▶ [Provided records]:
------------------------------

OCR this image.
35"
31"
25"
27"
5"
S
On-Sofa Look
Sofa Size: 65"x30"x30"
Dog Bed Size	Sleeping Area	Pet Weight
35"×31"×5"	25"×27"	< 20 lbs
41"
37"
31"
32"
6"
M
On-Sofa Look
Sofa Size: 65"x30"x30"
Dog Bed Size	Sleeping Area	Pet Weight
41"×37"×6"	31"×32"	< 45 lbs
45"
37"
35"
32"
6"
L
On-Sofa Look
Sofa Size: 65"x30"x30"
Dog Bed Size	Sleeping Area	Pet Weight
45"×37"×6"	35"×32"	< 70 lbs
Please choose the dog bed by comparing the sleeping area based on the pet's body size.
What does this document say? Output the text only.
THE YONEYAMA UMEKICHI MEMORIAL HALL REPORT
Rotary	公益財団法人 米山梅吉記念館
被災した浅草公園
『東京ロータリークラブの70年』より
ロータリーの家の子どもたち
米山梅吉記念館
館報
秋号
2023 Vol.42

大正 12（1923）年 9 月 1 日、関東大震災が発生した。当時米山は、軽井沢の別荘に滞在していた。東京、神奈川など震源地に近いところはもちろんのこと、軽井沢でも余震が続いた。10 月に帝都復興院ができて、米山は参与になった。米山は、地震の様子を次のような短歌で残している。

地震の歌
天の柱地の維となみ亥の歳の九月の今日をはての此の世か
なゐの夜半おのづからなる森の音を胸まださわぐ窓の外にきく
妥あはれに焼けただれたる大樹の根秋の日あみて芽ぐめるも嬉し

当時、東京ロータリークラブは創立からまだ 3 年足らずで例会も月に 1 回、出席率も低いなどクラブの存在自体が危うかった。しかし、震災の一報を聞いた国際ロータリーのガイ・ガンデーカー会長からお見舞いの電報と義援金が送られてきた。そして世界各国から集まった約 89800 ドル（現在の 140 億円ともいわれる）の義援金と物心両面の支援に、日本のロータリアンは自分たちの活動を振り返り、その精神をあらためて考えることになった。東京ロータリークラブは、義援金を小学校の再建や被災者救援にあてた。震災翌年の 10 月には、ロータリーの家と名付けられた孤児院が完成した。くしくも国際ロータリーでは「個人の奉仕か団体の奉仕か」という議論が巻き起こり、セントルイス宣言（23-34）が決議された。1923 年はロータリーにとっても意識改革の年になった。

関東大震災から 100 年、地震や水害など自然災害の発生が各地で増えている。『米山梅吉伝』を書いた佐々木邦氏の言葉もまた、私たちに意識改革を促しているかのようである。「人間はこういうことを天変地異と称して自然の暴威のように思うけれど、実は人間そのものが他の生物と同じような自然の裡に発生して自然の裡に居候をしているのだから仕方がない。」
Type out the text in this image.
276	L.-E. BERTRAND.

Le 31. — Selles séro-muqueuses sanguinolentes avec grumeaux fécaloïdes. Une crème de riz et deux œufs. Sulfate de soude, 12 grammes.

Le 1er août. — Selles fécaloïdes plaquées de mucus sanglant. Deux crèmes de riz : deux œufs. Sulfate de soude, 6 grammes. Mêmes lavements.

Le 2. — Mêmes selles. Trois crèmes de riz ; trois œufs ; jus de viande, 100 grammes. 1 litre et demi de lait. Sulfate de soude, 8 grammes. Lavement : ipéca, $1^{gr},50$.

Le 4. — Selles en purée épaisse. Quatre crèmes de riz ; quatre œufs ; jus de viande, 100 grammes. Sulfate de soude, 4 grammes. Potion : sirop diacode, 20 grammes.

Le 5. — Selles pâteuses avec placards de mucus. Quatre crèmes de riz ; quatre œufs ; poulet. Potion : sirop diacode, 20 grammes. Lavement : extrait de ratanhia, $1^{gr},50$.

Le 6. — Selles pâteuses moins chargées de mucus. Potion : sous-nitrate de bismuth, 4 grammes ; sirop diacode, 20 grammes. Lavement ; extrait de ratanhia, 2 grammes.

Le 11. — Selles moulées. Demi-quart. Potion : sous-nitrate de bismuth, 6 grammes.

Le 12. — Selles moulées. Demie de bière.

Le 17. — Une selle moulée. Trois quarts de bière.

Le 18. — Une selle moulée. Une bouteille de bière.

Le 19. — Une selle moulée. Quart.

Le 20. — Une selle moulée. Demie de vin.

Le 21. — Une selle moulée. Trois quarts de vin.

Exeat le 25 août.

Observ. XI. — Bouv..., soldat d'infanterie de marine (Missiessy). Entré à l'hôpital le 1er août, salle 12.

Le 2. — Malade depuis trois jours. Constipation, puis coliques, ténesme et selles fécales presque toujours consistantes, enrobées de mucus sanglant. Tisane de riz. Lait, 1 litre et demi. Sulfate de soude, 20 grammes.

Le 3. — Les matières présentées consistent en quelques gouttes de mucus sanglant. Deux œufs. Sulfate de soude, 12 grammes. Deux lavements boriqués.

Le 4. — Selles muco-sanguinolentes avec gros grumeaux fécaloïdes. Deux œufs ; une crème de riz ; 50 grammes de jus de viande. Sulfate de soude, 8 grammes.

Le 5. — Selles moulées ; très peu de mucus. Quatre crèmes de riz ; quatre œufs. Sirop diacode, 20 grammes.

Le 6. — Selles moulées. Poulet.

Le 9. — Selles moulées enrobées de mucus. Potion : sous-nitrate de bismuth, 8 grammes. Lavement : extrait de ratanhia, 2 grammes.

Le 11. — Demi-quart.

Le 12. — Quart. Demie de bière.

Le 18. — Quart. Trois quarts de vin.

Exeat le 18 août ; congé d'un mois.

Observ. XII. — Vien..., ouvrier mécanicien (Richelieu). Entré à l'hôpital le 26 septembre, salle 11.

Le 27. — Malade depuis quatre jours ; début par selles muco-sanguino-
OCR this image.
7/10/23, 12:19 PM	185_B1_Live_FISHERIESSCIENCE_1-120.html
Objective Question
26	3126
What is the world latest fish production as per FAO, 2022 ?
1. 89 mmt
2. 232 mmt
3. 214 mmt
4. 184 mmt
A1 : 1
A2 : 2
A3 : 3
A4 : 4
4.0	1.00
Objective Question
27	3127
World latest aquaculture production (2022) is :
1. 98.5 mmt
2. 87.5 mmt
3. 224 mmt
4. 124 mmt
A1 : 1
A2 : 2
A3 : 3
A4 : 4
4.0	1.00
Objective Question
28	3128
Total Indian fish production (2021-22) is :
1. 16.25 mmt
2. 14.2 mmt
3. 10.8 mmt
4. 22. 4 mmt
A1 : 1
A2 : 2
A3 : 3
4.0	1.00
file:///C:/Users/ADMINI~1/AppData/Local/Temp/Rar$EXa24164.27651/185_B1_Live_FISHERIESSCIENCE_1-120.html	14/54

------------------------------

▶ [Exercise description]:
Show, from the listing above, each line that contains the word "bismuth".

▶ [Task solution]:
Le 6. — Selles pâteuses moins chargées de mucus. Potion : sous-nitrate de bismuth, 4 grammes ; sirop diacode, 20 grammes. Lavement ; extrait de ratanhia, 2 grammes.
Le 11. — Selles moulées. Demi-quart. Potion : sous-nitrate de bismuth, 6 grammes.
Le 9. — Selles moulées enrobées de mucus. Potion : sous-nitrate de bismuth, 8 grammes. Lavement : extrait de ratanhia, 2 grammes.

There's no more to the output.